> **ENTRIES SHOWN**:
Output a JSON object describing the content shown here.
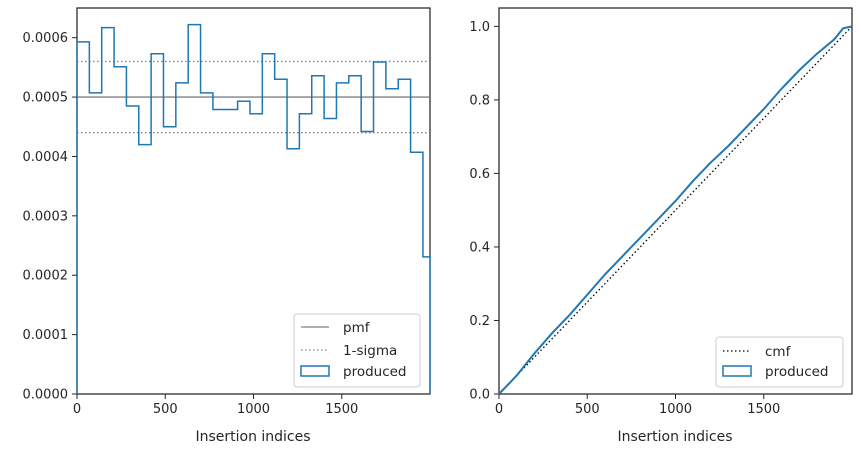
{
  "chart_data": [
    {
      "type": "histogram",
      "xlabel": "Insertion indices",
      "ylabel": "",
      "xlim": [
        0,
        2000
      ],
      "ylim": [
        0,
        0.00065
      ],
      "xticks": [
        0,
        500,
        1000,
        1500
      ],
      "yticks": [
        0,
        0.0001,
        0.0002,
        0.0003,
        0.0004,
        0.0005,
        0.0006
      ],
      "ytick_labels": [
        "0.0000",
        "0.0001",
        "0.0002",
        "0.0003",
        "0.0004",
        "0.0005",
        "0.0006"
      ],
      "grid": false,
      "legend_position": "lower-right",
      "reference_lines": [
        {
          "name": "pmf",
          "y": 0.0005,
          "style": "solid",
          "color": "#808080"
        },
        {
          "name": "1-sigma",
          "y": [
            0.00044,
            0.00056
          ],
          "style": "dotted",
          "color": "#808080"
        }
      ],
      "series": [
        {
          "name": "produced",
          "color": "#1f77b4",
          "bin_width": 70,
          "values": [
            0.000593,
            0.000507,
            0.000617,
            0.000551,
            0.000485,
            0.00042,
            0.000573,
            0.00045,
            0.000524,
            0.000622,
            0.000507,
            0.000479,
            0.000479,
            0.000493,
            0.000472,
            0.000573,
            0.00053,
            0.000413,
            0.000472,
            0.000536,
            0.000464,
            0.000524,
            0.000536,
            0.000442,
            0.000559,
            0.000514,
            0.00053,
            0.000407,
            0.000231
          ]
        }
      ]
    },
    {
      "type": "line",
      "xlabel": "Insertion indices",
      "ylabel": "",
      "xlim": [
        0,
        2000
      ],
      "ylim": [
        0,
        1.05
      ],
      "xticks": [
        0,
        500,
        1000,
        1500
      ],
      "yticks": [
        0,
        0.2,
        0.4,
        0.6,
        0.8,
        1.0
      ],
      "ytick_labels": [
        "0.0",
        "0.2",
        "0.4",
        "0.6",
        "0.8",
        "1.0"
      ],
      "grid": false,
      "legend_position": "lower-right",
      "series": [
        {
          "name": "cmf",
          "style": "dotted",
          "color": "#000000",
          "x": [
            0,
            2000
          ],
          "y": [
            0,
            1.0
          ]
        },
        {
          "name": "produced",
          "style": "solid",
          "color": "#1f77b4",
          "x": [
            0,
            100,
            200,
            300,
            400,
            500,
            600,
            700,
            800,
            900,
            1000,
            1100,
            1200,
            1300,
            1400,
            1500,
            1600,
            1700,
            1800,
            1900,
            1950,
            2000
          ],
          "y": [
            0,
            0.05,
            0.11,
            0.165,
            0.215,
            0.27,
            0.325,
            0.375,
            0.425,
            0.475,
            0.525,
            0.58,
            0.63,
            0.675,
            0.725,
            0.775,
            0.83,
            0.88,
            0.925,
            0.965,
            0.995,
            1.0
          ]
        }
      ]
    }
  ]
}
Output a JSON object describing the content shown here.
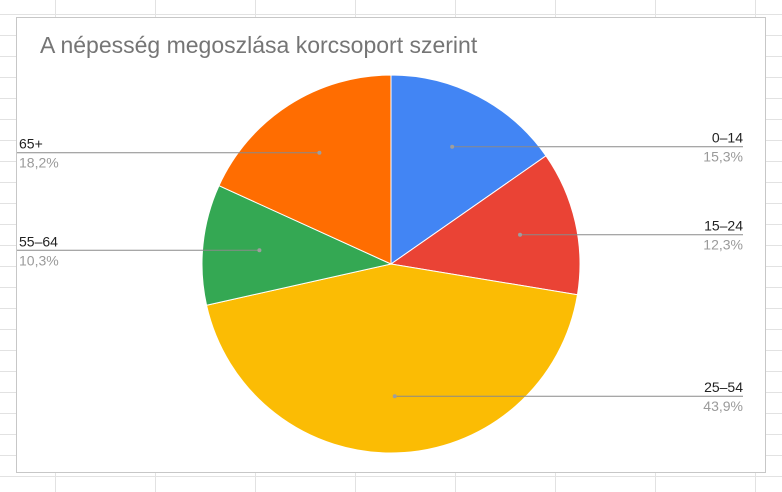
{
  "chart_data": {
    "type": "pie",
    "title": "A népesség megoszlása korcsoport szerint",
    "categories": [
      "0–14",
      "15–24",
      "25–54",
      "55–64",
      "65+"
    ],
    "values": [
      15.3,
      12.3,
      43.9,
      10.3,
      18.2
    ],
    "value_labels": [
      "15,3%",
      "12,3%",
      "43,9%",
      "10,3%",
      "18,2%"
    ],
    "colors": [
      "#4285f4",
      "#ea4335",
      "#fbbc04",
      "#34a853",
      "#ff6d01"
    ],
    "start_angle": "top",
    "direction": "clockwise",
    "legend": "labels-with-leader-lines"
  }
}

> **WHAT THE TASK ASKS**: Transcribe all of the entries word for word, but skip any pictures they contain.

> **SOLUTION**:
Output a JSON object describing the content shown here.
{
  "chart_data": [
    {
      "type": "histogram",
      "xlabel": "Insertion indices",
      "ylabel": "",
      "xlim": [
        0,
        2000
      ],
      "ylim": [
        0,
        0.00065
      ],
      "xticks": [
        0,
        500,
        1000,
        1500
      ],
      "yticks": [
        0,
        0.0001,
        0.0002,
        0.0003,
        0.0004,
        0.0005,
        0.0006
      ],
      "ytick_labels": [
        "0.0000",
        "0.0001",
        "0.0002",
        "0.0003",
        "0.0004",
        "0.0005",
        "0.0006"
      ],
      "grid": false,
      "legend_position": "lower-right",
      "reference_lines": [
        {
          "name": "pmf",
          "y": 0.0005,
          "style": "solid",
          "color": "#808080"
        },
        {
          "name": "1-sigma",
          "y": [
            0.00044,
            0.00056
          ],
          "style": "dotted",
          "color": "#808080"
        }
      ],
      "series": [
        {
          "name": "produced",
          "color": "#1f77b4",
          "bin_width": 70,
          "values": [
            0.000593,
            0.000507,
            0.000617,
            0.000551,
            0.000485,
            0.00042,
            0.000573,
            0.00045,
            0.000524,
            0.000622,
            0.000507,
            0.000479,
            0.000479,
            0.000493,
            0.000472,
            0.000573,
            0.00053,
            0.000413,
            0.000472,
            0.000536,
            0.000464,
            0.000524,
            0.000536,
            0.000442,
            0.000559,
            0.000514,
            0.00053,
            0.000407,
            0.000231
          ]
        }
      ]
    },
    {
      "type": "line",
      "xlabel": "Insertion indices",
      "ylabel": "",
      "xlim": [
        0,
        2000
      ],
      "ylim": [
        0,
        1.05
      ],
      "xticks": [
        0,
        500,
        1000,
        1500
      ],
      "yticks": [
        0,
        0.2,
        0.4,
        0.6,
        0.8,
        1.0
      ],
      "ytick_labels": [
        "0.0",
        "0.2",
        "0.4",
        "0.6",
        "0.8",
        "1.0"
      ],
      "grid": false,
      "legend_position": "lower-right",
      "series": [
        {
          "name": "cmf",
          "style": "dotted",
          "color": "#000000",
          "x": [
            0,
            2000
          ],
          "y": [
            0,
            1.0
          ]
        },
        {
          "name": "produced",
          "style": "solid",
          "color": "#1f77b4",
          "x": [
            0,
            100,
            200,
            300,
            400,
            500,
            600,
            700,
            800,
            900,
            1000,
            1100,
            1200,
            1300,
            1400,
            1500,
            1600,
            1700,
            1800,
            1900,
            1950,
            2000
          ],
          "y": [
            0,
            0.05,
            0.11,
            0.165,
            0.215,
            0.27,
            0.325,
            0.375,
            0.425,
            0.475,
            0.525,
            0.58,
            0.63,
            0.675,
            0.725,
            0.775,
            0.83,
            0.88,
            0.925,
            0.965,
            0.995,
            1.0
          ]
        }
      ]
    }
  ]
}
Output a JSON object describing the content shown here.
{
  "chart_data": {
    "type": "pie",
    "title": "A népesség megoszlása korcsoport szerint",
    "categories": [
      "0–14",
      "15–24",
      "25–54",
      "55–64",
      "65+"
    ],
    "values": [
      15.3,
      12.3,
      43.9,
      10.3,
      18.2
    ],
    "value_labels": [
      "15,3%",
      "12,3%",
      "43,9%",
      "10,3%",
      "18,2%"
    ],
    "colors": [
      "#4285f4",
      "#ea4335",
      "#fbbc04",
      "#34a853",
      "#ff6d01"
    ],
    "start_angle": "top",
    "direction": "clockwise",
    "legend": "labels-with-leader-lines"
  }
}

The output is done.